* start Record extracts *
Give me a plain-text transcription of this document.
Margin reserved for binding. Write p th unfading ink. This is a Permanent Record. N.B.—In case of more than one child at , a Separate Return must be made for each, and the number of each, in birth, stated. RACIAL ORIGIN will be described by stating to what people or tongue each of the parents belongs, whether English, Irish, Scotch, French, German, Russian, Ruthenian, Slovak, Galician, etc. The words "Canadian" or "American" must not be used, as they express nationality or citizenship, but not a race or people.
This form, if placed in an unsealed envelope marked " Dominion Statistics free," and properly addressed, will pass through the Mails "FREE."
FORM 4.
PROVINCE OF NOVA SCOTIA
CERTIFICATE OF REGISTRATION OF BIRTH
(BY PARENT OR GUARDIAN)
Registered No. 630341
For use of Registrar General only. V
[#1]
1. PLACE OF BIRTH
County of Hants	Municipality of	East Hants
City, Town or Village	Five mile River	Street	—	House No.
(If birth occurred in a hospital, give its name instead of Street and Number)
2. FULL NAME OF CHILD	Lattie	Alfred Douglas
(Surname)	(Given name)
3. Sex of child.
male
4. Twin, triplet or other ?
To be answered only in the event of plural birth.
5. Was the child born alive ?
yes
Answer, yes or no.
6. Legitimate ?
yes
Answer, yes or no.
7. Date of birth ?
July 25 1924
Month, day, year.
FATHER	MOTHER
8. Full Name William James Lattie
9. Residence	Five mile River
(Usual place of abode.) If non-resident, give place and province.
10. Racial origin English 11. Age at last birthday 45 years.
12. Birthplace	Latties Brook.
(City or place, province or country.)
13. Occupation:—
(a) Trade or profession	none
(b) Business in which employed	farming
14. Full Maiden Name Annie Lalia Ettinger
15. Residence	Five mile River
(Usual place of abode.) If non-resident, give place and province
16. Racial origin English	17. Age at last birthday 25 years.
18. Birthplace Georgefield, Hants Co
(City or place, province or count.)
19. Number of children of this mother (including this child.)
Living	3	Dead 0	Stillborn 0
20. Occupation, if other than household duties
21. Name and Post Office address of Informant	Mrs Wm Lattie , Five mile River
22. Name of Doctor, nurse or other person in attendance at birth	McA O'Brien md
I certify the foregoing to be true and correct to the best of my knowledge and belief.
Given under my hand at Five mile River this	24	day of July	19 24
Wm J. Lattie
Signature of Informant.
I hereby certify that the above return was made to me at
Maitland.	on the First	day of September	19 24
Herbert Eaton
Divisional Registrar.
* end Record extracts *
**Task requirements:**
Transcribe the material above in its entirety. Match it exactly.

**Solution for this task:**
Give me a plain-text transcription of this document.
Margin reserved for binding. Write p th unfading ink. This is a Permanent Record. N.B.—In case of more than one child at , a Separate Return must be made for each, and the number of each, in birth, stated. RACIAL ORIGIN will be described by stating to what people or tongue each of the parents belongs, whether English, Irish, Scotch, French, German, Russian, Ruthenian, Slovak, Galician, etc. The words "Canadian" or "American" must not be used, as they express nationality or citizenship, but not a race or people.
This form, if placed in an unsealed envelope marked " Dominion Statistics free," and properly addressed, will pass through the Mails "FREE."
FORM 4.
PROVINCE OF NOVA SCOTIA
CERTIFICATE OF REGISTRATION OF BIRTH
(BY PARENT OR GUARDIAN)
Registered No. 630341
For use of Registrar General only. V
[#1]
1. PLACE OF BIRTH
County of Hants	Municipality of	East Hants
City, Town or Village	Five mile River	Street	—	House No.
(If birth occurred in a hospital, give its name instead of Street and Number)
2. FULL NAME OF CHILD	Lattie	Alfred Douglas
(Surname)	(Given name)
3. Sex of child.
male
4. Twin, triplet or other ?
To be answered only in the event of plural birth.
5. Was the child born alive ?
yes
Answer, yes or no.
6. Legitimate ?
yes
Answer, yes or no.
7. Date of birth ?
July 25 1924
Month, day, year.
FATHER	MOTHER
8. Full Name William James Lattie
9. Residence	Five mile River
(Usual place of abode.) If non-resident, give place and province.
10. Racial origin English 11. Age at last birthday 45 years.
12. Birthplace	Latties Brook.
(City or place, province or country.)
13. Occupation:—
(a) Trade or profession	none
(b) Business in which employed	farming
14. Full Maiden Name Annie Lalia Ettinger
15. Residence	Five mile River
(Usual place of abode.) If non-resident, give place and province
16. Racial origin English	17. Age at last birthday 25 years.
18. Birthplace Georgefield, Hants Co
(City or place, province or count.)
19. Number of children of this mother (including this child.)
Living	3	Dead 0	Stillborn 0
20. Occupation, if other than household duties
21. Name and Post Office address of Informant	Mrs Wm Lattie , Five mile River
22. Name of Doctor, nurse or other person in attendance at birth	McA O'Brien md
I certify the foregoing to be true and correct to the best of my knowledge and belief.
Given under my hand at Five mile River this	24	day of July	19 24
Wm J. Lattie
Signature of Informant.
I hereby certify that the above return was made to me at
Maitland.	on the First	day of September	19 24
Herbert Eaton
Divisional Registrar.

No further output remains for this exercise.